■ **EXERCISE DIRECTIONS**
Copy every line in which the string "icon" occurs.

■ **DATA RECORDS**
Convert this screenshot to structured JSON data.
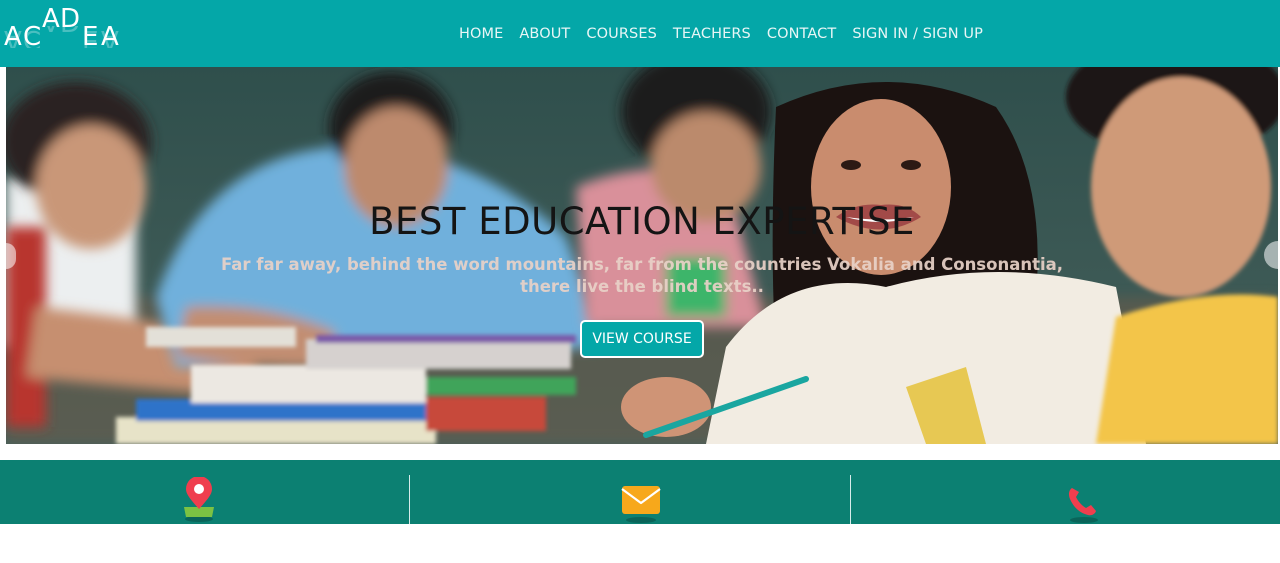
{
  "brand": {
    "logo_text": "ACADEA",
    "letters": [
      "A",
      "C",
      "A",
      "D",
      "E",
      "A"
    ]
  },
  "nav": {
    "items": [
      {
        "label": "HOME"
      },
      {
        "label": "ABOUT"
      },
      {
        "label": "COURSES"
      },
      {
        "label": "TEACHERS"
      },
      {
        "label": "CONTACT"
      },
      {
        "label": "SIGN IN / SIGN UP"
      }
    ]
  },
  "hero": {
    "title": "BEST EDUCATION EXPERTISE",
    "subtitle": "Far far away, behind the word mountains, far from the countries Vokalia and Consonantia, there live the blind texts..",
    "button_label": "VIEW COURSE"
  },
  "info": {
    "items": [
      {
        "icon": "location-pin-icon"
      },
      {
        "icon": "envelope-icon"
      },
      {
        "icon": "phone-icon"
      }
    ]
  },
  "colors": {
    "nav_bg": "#04a7a8",
    "info_bg": "#0c8072",
    "button_bg": "#04a7a8"
  }
}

■ **RESPONSE TO THE EXERCISE**
        "icon": "location-pin-icon"
        "icon": "envelope-icon"
        "icon": "phone-icon"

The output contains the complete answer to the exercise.